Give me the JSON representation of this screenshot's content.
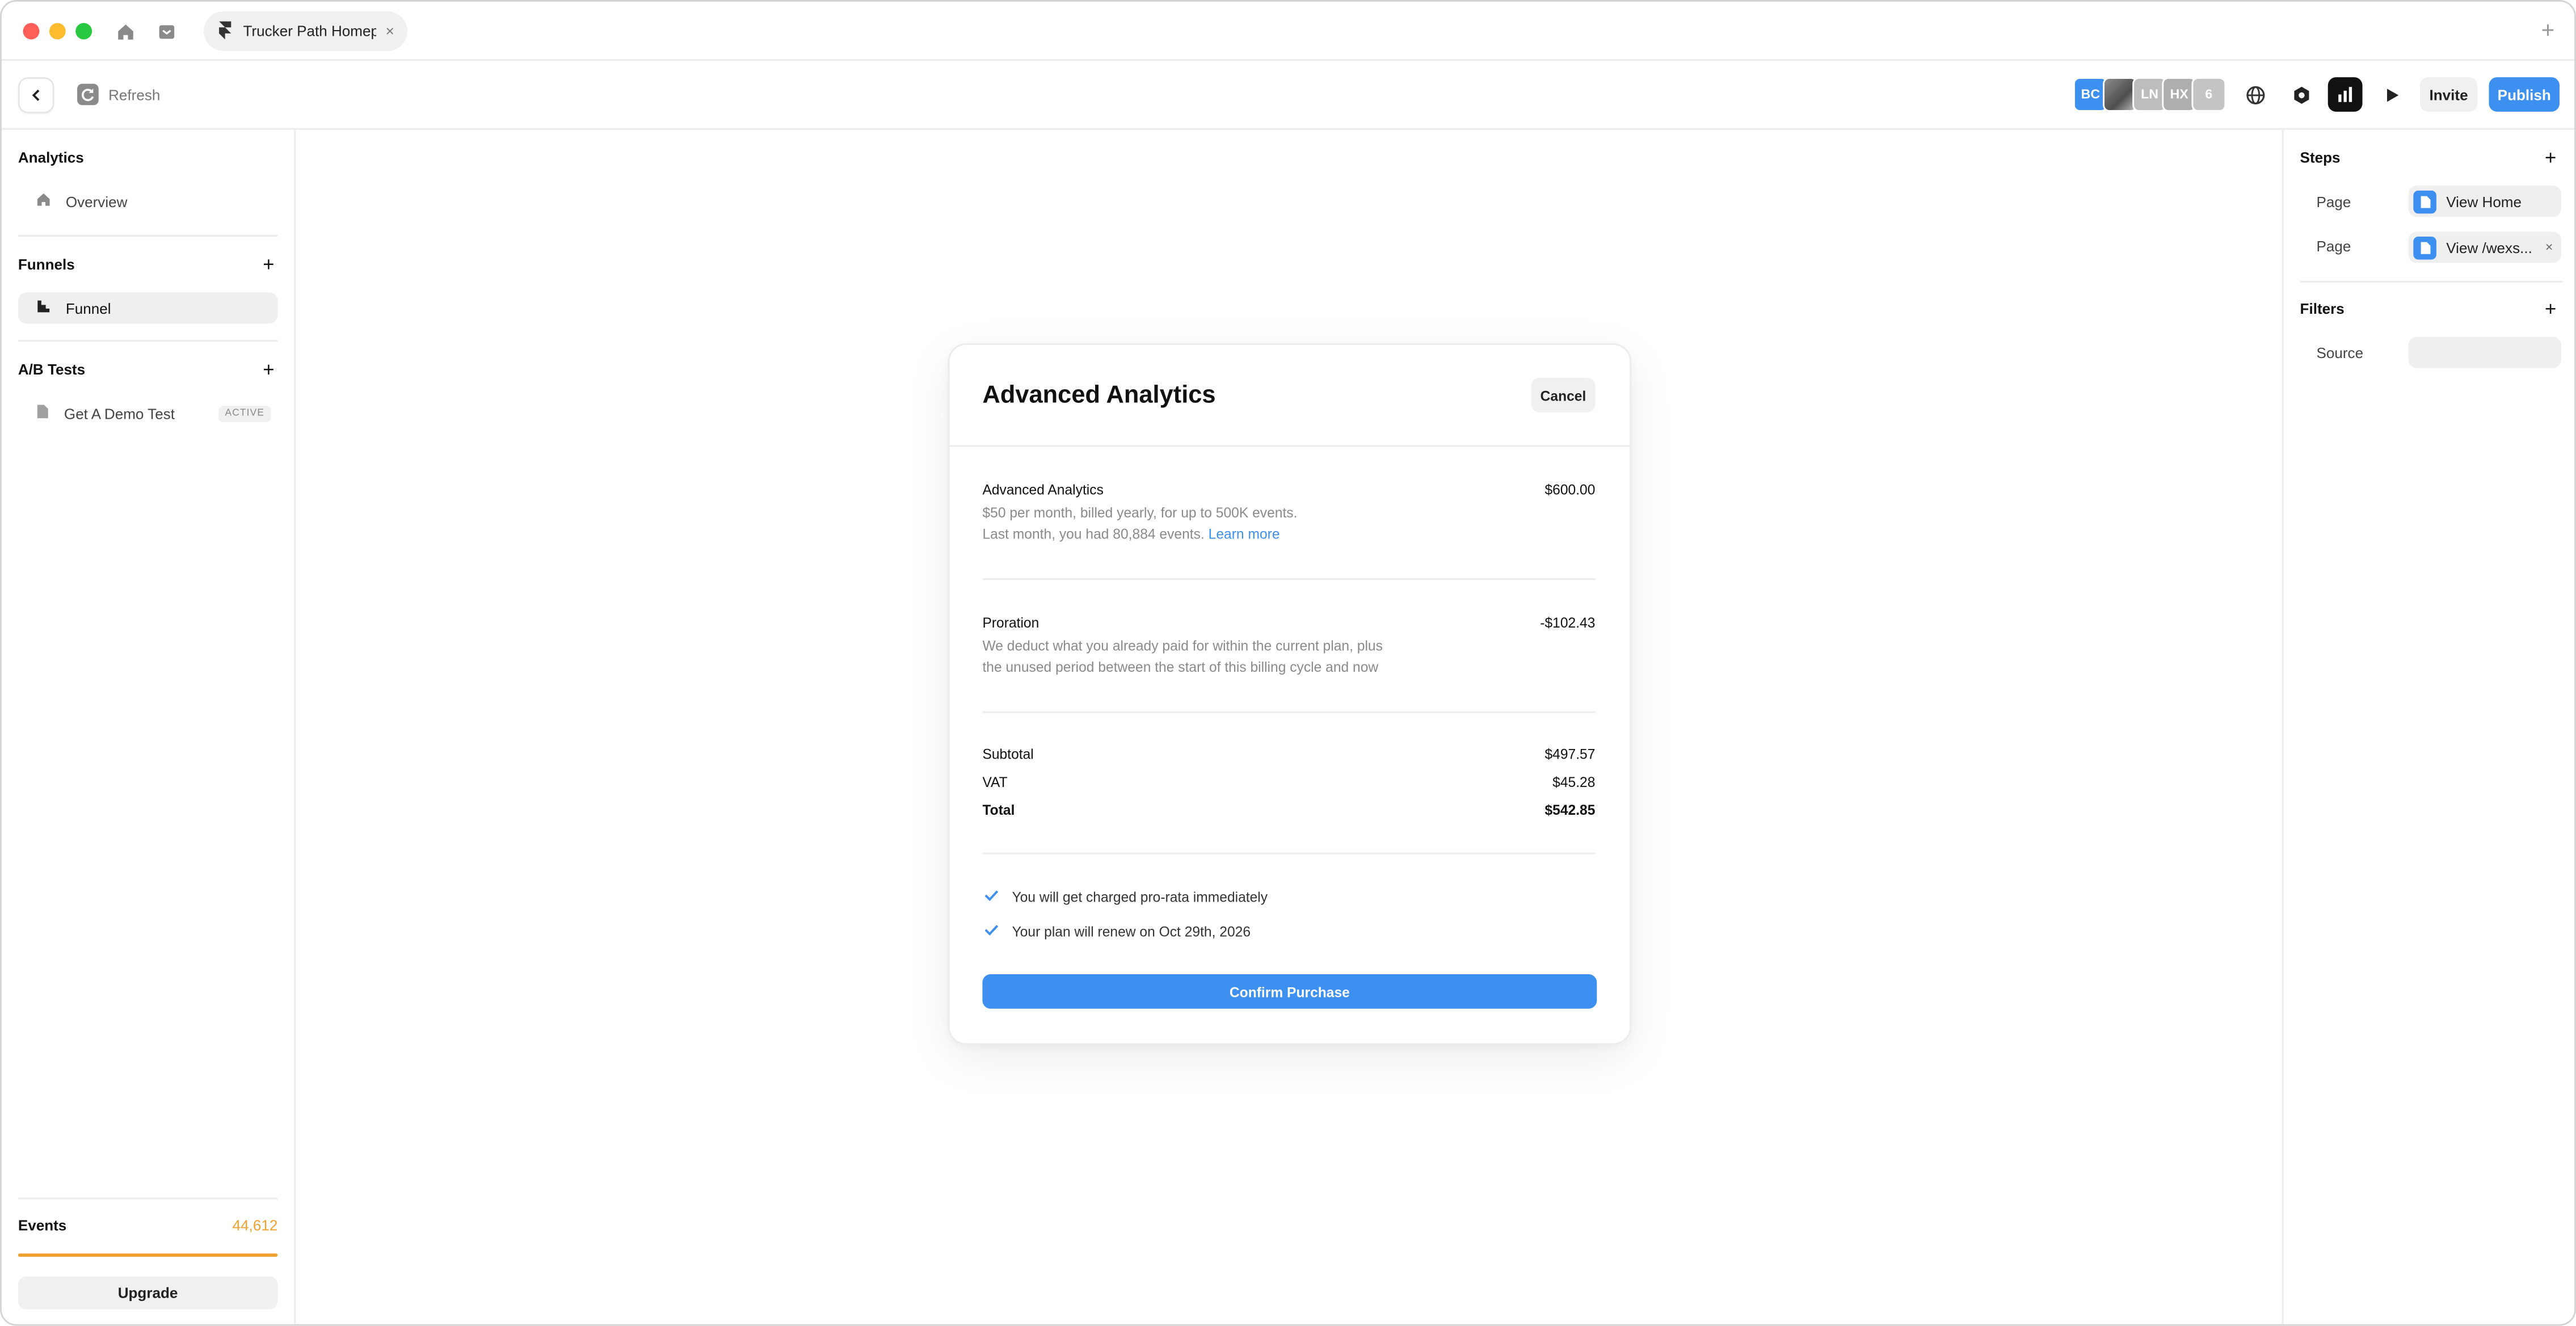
{
  "window": {
    "tab_title": "Trucker Path Homep...",
    "tab_close": "×",
    "new_tab": "+"
  },
  "toolbar": {
    "refresh_label": "Refresh",
    "avatars": [
      "BC",
      "LN",
      "HX"
    ],
    "avatar_count": "6",
    "invite_label": "Invite",
    "publish_label": "Publish"
  },
  "sidebar": {
    "analytics_title": "Analytics",
    "overview_label": "Overview",
    "funnels_title": "Funnels",
    "funnels_plus": "+",
    "funnel_label": "Funnel",
    "ab_title": "A/B Tests",
    "ab_plus": "+",
    "ab_item_label": "Get A Demo Test",
    "ab_item_badge": "ACTIVE",
    "events_label": "Events",
    "events_count": "44,612",
    "upgrade_label": "Upgrade"
  },
  "right_panel": {
    "steps_title": "Steps",
    "steps_plus": "+",
    "steps": [
      {
        "type": "Page",
        "value": "View Home"
      },
      {
        "type": "Page",
        "value": "View /wexs..."
      }
    ],
    "step_remove": "×",
    "filters_title": "Filters",
    "filters_plus": "+",
    "filter_source_label": "Source"
  },
  "modal": {
    "title": "Advanced Analytics",
    "cancel_label": "Cancel",
    "plan": {
      "name": "Advanced Analytics",
      "amount": "$600.00",
      "desc_line1": "$50 per month, billed yearly, for up to 500K events.",
      "desc_line2": "Last month, you had 80,884 events.",
      "learn_more": "Learn more"
    },
    "proration": {
      "name": "Proration",
      "amount": "-$102.43",
      "desc_line1": "We deduct what you already paid for within the current plan, plus",
      "desc_line2": "the unused period between the start of this billing cycle and now"
    },
    "subtotal_label": "Subtotal",
    "subtotal_amount": "$497.57",
    "vat_label": "VAT",
    "vat_amount": "$45.28",
    "total_label": "Total",
    "total_amount": "$542.85",
    "notes": [
      "You will get charged pro-rata immediately",
      "Your plan will renew on Oct 29th, 2026"
    ],
    "confirm_label": "Confirm Purchase"
  },
  "colors": {
    "accent": "#3d8ff0",
    "events_accent": "#f0a030"
  },
  "icons": {
    "titlebar": [
      "home-icon",
      "inbox-icon",
      "framer-logo-icon"
    ],
    "toolbar": [
      "chevron-left-icon",
      "refresh-icon",
      "globe-icon",
      "settings-icon",
      "analytics-icon",
      "play-icon"
    ],
    "sidebar": [
      "home-icon",
      "funnel-icon",
      "page-icon"
    ],
    "right_panel": [
      "page-icon"
    ],
    "modal": [
      "check-icon"
    ]
  }
}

++++++++++++++++++++

Each entry should be repeated exactly as it appears; the pictures stay out.

Give me the JSON representation of this screenshot's content.
{
  "window": {
    "tab_title": "Trucker Path Homep...",
    "tab_close": "×",
    "new_tab": "+"
  },
  "toolbar": {
    "refresh_label": "Refresh",
    "avatars": [
      "BC",
      "LN",
      "HX"
    ],
    "avatar_count": "6",
    "invite_label": "Invite",
    "publish_label": "Publish"
  },
  "sidebar": {
    "analytics_title": "Analytics",
    "overview_label": "Overview",
    "funnels_title": "Funnels",
    "funnels_plus": "+",
    "funnel_label": "Funnel",
    "ab_title": "A/B Tests",
    "ab_plus": "+",
    "ab_item_label": "Get A Demo Test",
    "ab_item_badge": "ACTIVE",
    "events_label": "Events",
    "events_count": "44,612",
    "upgrade_label": "Upgrade"
  },
  "right_panel": {
    "steps_title": "Steps",
    "steps_plus": "+",
    "steps": [
      {
        "type": "Page",
        "value": "View Home"
      },
      {
        "type": "Page",
        "value": "View /wexs..."
      }
    ],
    "step_remove": "×",
    "filters_title": "Filters",
    "filters_plus": "+",
    "filter_source_label": "Source"
  },
  "modal": {
    "title": "Advanced Analytics",
    "cancel_label": "Cancel",
    "plan": {
      "name": "Advanced Analytics",
      "amount": "$600.00",
      "desc_line1": "$50 per month, billed yearly, for up to 500K events.",
      "desc_line2": "Last month, you had 80,884 events.",
      "learn_more": "Learn more"
    },
    "proration": {
      "name": "Proration",
      "amount": "-$102.43",
      "desc_line1": "We deduct what you already paid for within the current plan, plus",
      "desc_line2": "the unused period between the start of this billing cycle and now"
    },
    "subtotal_label": "Subtotal",
    "subtotal_amount": "$497.57",
    "vat_label": "VAT",
    "vat_amount": "$45.28",
    "total_label": "Total",
    "total_amount": "$542.85",
    "notes": [
      "You will get charged pro-rata immediately",
      "Your plan will renew on Oct 29th, 2026"
    ],
    "confirm_label": "Confirm Purchase"
  },
  "colors": {
    "accent": "#3d8ff0",
    "events_accent": "#f0a030"
  },
  "icons": {
    "titlebar": [
      "home-icon",
      "inbox-icon",
      "framer-logo-icon"
    ],
    "toolbar": [
      "chevron-left-icon",
      "refresh-icon",
      "globe-icon",
      "settings-icon",
      "analytics-icon",
      "play-icon"
    ],
    "sidebar": [
      "home-icon",
      "funnel-icon",
      "page-icon"
    ],
    "right_panel": [
      "page-icon"
    ],
    "modal": [
      "check-icon"
    ]
  }
}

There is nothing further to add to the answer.